== Entries provided ==
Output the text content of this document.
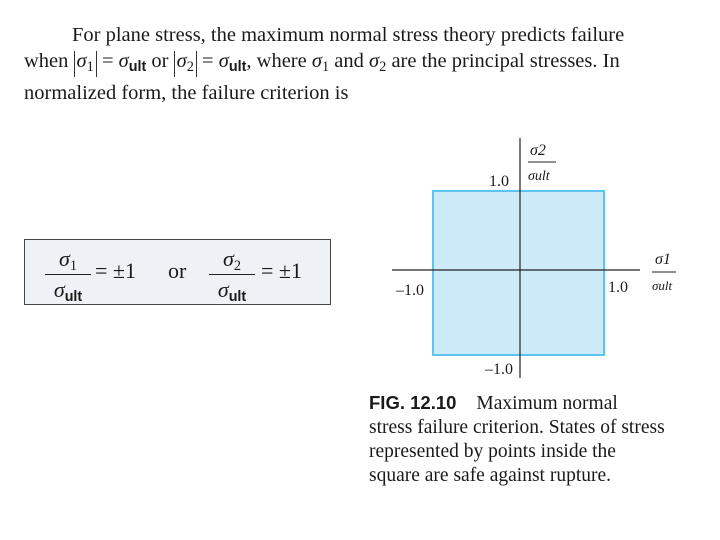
For plane stress, the maximum normal stress theory predicts failure
when $\sigma_1 = \sigma ult$ or $\sigma_2 = \sigma ult$, where $\sigma_1$ and $\sigma_2$ are the principal stresses. In
normalized form, the failure criterion is

σ1
σult
= ±1 or	σ2
σult
= ±1
σ2
σult
σ1
σult
1.0
–1.0
1.0
–1.0

FIG. 12.10 Maximum normal
stress failure criterion. States of stress
represented by points inside the
square are safe against rupture.
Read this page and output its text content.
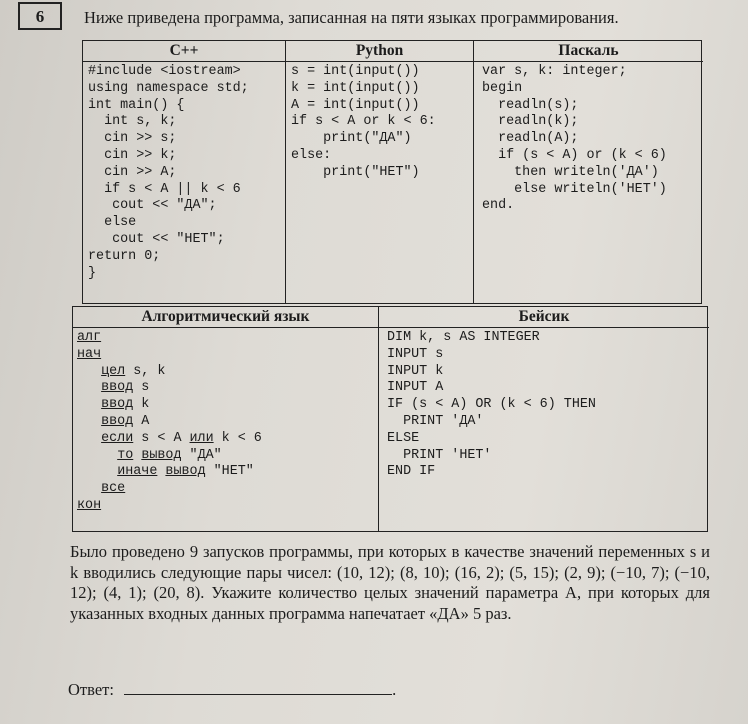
6	Ниже приведена программа, записанная на пяти языках программирования.
C++
#include <iostream>
using namespace std;
int main() {
int s, k;
cin >> s;
cin >> k;
cin >> A;
if s < A || k < 6
cout << "ДА";
else
cout << "НЕТ";
return 0;
}
Python
s = int(input())
k = int(input())
A = int(input())
if s < A or k < 6:
print("ДА")
else:
print("НЕТ")
Паскаль
var s, k: integer;
begin
readln(s);
readln(k);
readln(A);
if (s < A) or (k < 6)
then writeln('ДА')
else writeln('НЕТ')
end.
Алгоритмический язык
алг
нач
цел s, k
ввод s
ввод k
ввод A
если s < A или k < 6
то вывод "ДА"
иначе вывод "НЕТ"
все
кон
Бейсик
DIM k, s AS INTEGER
INPUT s
INPUT k
INPUT A
IF (s < A) OR (k < 6) THEN
PRINT 'ДА'
ELSE
PRINT 'НЕТ'
END IF
Было проведено 9 запусков программы, при которых в качестве значений переменных s и k вводились следующие пары чисел: (10, 12); (8, 10); (16, 2); (5, 15); (2, 9); (−10, 7); (−10, 12); (4, 1); (20, 8). Укажите количество целых значений параметра A, при которых для указанных входных данных программа напечатает «ДА» 5 раз.
Ответ:	.
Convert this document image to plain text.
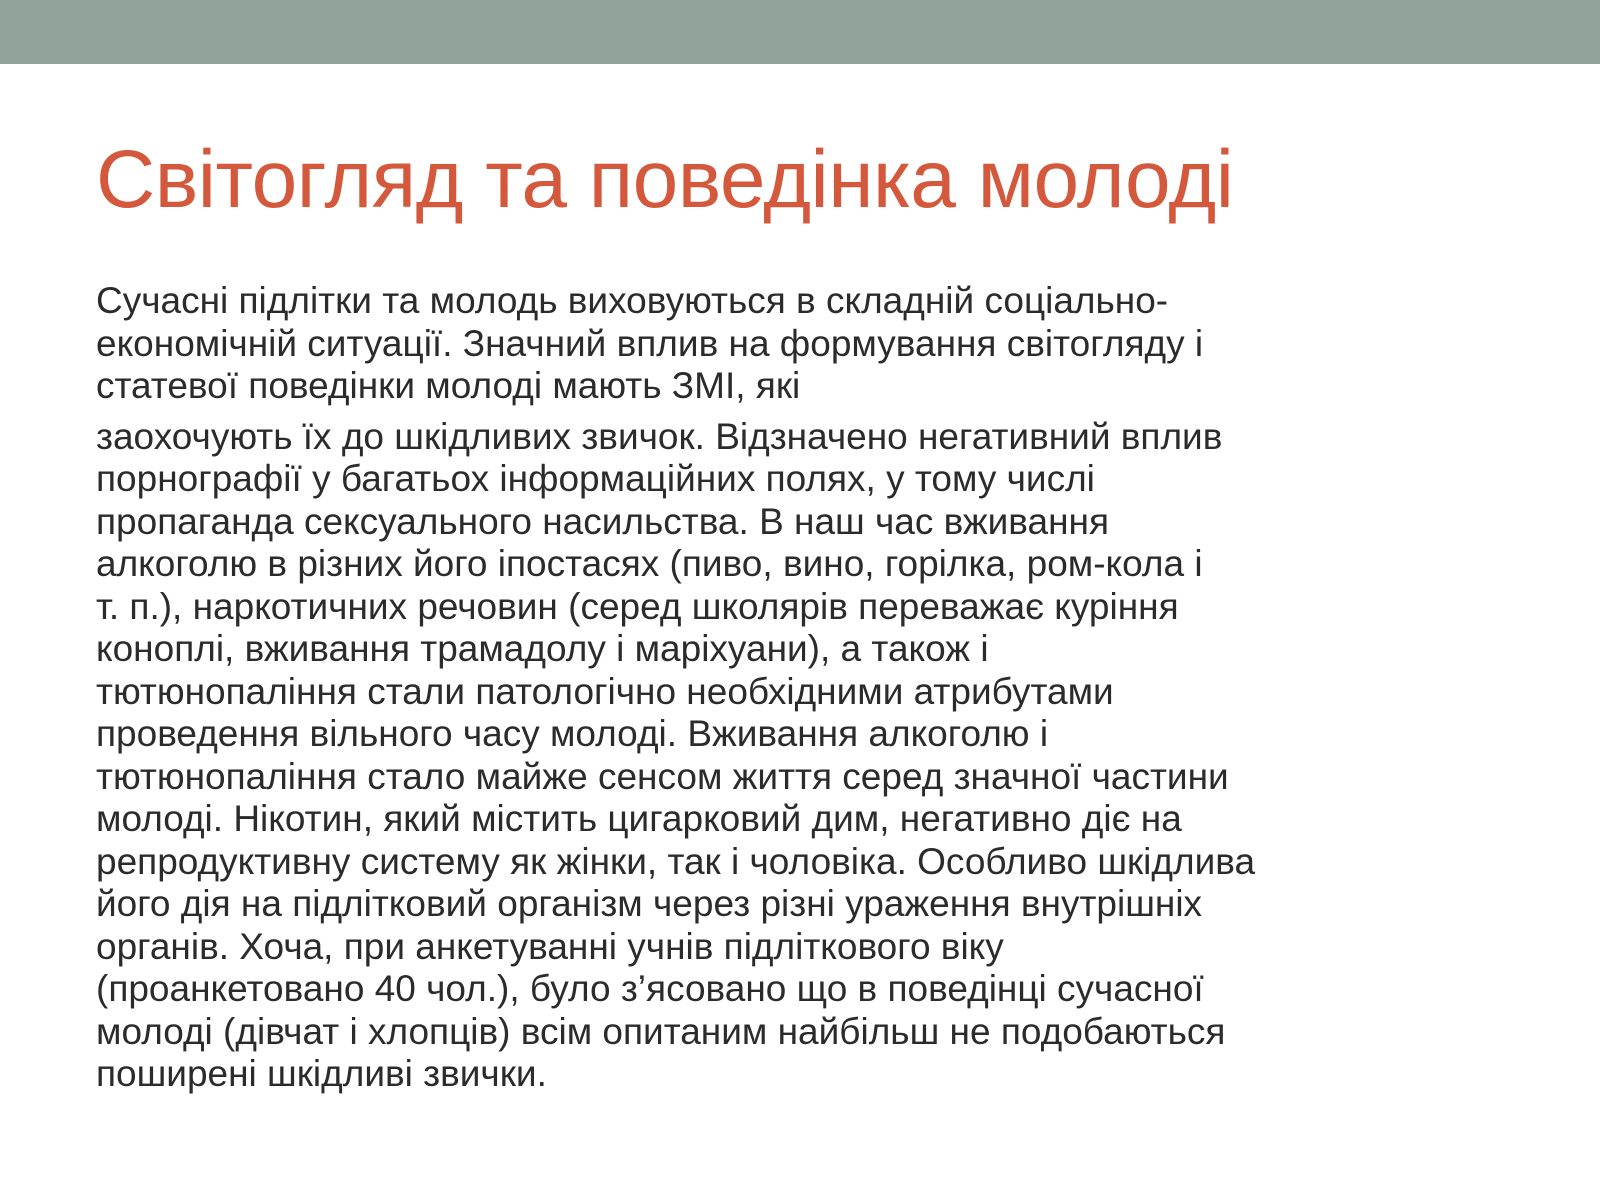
Світогляд та поведінка молоді

Сучасні підлітки та молодь виховуються в складній соціально-
економічній ситуації. Значний вплив на формування світогляду і
статевої поведінки молоді мають ЗМІ, які

заохочують їх до шкідливих звичок. Відзначено негативний вплив
порнографії у багатьох інформаційних полях, у тому числі
пропаганда сексуального насильства. В наш час вживання
алкоголю в різних його іпостасях (пиво, вино, горілка, ром-кола і
т. п.), наркотичних речовин (серед школярів переважає куріння
коноплі, вживання трамадолу і маріхуани), а також і
тютюнопаління стали патологічно необхідними атрибутами
проведення вільного часу молоді. Вживання алкоголю і
тютюнопаління стало майже сенсом життя серед значної частини
молоді. Нікотин, який містить цигарковий дим, негативно діє на
репродуктивну систему як жінки, так і чоловіка. Особливо шкідлива
його дія на підлітковий організм через різні ураження внутрішніх
органів. Хоча, при анкетуванні учнів підліткового віку
(проанкетовано 40 чол.), було з’ясовано що в поведінці сучасної
молоді (дівчат і хлопців) всім опитаним найбільш не подобаються
поширені шкідливі звички.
===
Reproduce the records verbatim, omitting all images they contain.

Response -
Output the text content of this document.
For plane stress, the maximum normal stress theory predicts failure
when $\sigma_1 = \sigma ult$ or $\sigma_2 = \sigma ult$, where $\sigma_1$ and $\sigma_2$ are the principal stresses. In
normalized form, the failure criterion is

σ1
σult
= ±1 or	σ2
σult
= ±1
σ2
σult
σ1
σult
1.0
–1.0
1.0
–1.0

FIG. 12.10 Maximum normal
stress failure criterion. States of stress
represented by points inside the
square are safe against rupture.
Read this page and output its text content.
6	Ниже приведена программа, записанная на пяти языках программирования.
C++
#include <iostream>
using namespace std;
int main() {
int s, k;
cin >> s;
cin >> k;
cin >> A;
if s < A || k < 6
cout << "ДА";
else
cout << "НЕТ";
return 0;
}
Python
s = int(input())
k = int(input())
A = int(input())
if s < A or k < 6:
print("ДА")
else:
print("НЕТ")
Паскаль
var s, k: integer;
begin
readln(s);
readln(k);
readln(A);
if (s < A) or (k < 6)
then writeln('ДА')
else writeln('НЕТ')
end.
Алгоритмический язык
алг
нач
цел s, k
ввод s
ввод k
ввод A
если s < A или k < 6
то вывод "ДА"
иначе вывод "НЕТ"
все
кон
Бейсик
DIM k, s AS INTEGER
INPUT s
INPUT k
INPUT A
IF (s < A) OR (k < 6) THEN
PRINT 'ДА'
ELSE
PRINT 'НЕТ'
END IF
Было проведено 9 запусков программы, при которых в качестве значений переменных s и k вводились следующие пары чисел: (10, 12); (8, 10); (16, 2); (5, 15); (2, 9); (−10, 7); (−10, 12); (4, 1); (20, 8). Укажите количество целых значений параметра A, при которых для указанных входных данных программа напечатает «ДА» 5 раз.
Ответ:	.
Convert this document image to plain text.
Світогляд та поведінка молоді

Сучасні підлітки та молодь виховуються в складній соціально-
економічній ситуації. Значний вплив на формування світогляду і
статевої поведінки молоді мають ЗМІ, які

заохочують їх до шкідливих звичок. Відзначено негативний вплив
порнографії у багатьох інформаційних полях, у тому числі
пропаганда сексуального насильства. В наш час вживання
алкоголю в різних його іпостасях (пиво, вино, горілка, ром-кола і
т. п.), наркотичних речовин (серед школярів переважає куріння
коноплі, вживання трамадолу і маріхуани), а також і
тютюнопаління стали патологічно необхідними атрибутами
проведення вільного часу молоді. Вживання алкоголю і
тютюнопаління стало майже сенсом життя серед значної частини
молоді. Нікотин, який містить цигарковий дим, негативно діє на
репродуктивну систему як жінки, так і чоловіка. Особливо шкідлива
його дія на підлітковий організм через різні ураження внутрішніх
органів. Хоча, при анкетуванні учнів підліткового віку
(проанкетовано 40 чол.), було з’ясовано що в поведінці сучасної
молоді (дівчат і хлопців) всім опитаним найбільш не подобаються
поширені шкідливі звички.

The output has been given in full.